[Rows from a dataset]

.....

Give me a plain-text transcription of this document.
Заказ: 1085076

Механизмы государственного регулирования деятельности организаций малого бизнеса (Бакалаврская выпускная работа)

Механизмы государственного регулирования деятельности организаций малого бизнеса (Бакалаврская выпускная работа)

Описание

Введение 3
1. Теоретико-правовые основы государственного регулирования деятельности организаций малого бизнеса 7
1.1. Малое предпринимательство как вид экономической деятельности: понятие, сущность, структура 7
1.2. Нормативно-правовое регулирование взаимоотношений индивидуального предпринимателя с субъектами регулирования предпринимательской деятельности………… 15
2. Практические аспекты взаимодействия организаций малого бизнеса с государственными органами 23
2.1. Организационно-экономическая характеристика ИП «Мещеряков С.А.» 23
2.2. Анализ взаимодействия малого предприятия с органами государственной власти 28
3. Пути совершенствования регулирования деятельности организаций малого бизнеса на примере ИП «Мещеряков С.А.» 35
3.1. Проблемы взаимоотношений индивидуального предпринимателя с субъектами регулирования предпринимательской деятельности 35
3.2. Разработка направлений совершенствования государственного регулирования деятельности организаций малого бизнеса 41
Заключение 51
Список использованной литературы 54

.....

Requirement: Write out the full listing exactly as given.

Final result:
Give me a plain-text transcription of this document.
Заказ: 1085076

Механизмы государственного регулирования деятельности организаций малого бизнеса (Бакалаврская выпускная работа)

Механизмы государственного регулирования деятельности организаций малого бизнеса (Бакалаврская выпускная работа)

Описание

Введение 3
1. Теоретико-правовые основы государственного регулирования деятельности организаций малого бизнеса 7
1.1. Малое предпринимательство как вид экономической деятельности: понятие, сущность, структура 7
1.2. Нормативно-правовое регулирование взаимоотношений индивидуального предпринимателя с субъектами регулирования предпринимательской деятельности………… 15
2. Практические аспекты взаимодействия организаций малого бизнеса с государственными органами 23
2.1. Организационно-экономическая характеристика ИП «Мещеряков С.А.» 23
2.2. Анализ взаимодействия малого предприятия с органами государственной власти 28
3. Пути совершенствования регулирования деятельности организаций малого бизнеса на примере ИП «Мещеряков С.А.» 35
3.1. Проблемы взаимоотношений индивидуального предпринимателя с субъектами регулирования предпринимательской деятельности 35
3.2. Разработка направлений совершенствования государственного регулирования деятельности организаций малого бизнеса 41
Заключение 51
Список использованной литературы 54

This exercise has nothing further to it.